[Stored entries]
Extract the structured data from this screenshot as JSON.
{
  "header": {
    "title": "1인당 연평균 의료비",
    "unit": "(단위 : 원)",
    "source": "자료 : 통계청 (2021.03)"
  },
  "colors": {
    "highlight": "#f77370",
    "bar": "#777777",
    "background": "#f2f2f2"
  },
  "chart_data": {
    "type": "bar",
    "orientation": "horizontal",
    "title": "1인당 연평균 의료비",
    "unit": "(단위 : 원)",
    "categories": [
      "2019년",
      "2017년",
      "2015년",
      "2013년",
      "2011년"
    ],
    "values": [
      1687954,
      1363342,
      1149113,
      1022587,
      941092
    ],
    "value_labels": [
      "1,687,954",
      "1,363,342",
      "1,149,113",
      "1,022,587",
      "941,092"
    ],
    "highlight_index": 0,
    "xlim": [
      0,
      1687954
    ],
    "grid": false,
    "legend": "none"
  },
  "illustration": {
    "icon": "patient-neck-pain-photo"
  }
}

> _Prompt_:
Transcribe each entry exactly.

> _Exercise solution_:
Extract the structured data from this screenshot as JSON.
{
  "header": {
    "title": "1인당 연평균 의료비",
    "unit": "(단위 : 원)",
    "source": "자료 : 통계청 (2021.03)"
  },
  "colors": {
    "highlight": "#f77370",
    "bar": "#777777",
    "background": "#f2f2f2"
  },
  "chart_data": {
    "type": "bar",
    "orientation": "horizontal",
    "title": "1인당 연평균 의료비",
    "unit": "(단위 : 원)",
    "categories": [
      "2019년",
      "2017년",
      "2015년",
      "2013년",
      "2011년"
    ],
    "values": [
      1687954,
      1363342,
      1149113,
      1022587,
      941092
    ],
    "value_labels": [
      "1,687,954",
      "1,363,342",
      "1,149,113",
      "1,022,587",
      "941,092"
    ],
    "highlight_index": 0,
    "xlim": [
      0,
      1687954
    ],
    "grid": false,
    "legend": "none"
  },
  "illustration": {
    "icon": "patient-neck-pain-photo"
  }
}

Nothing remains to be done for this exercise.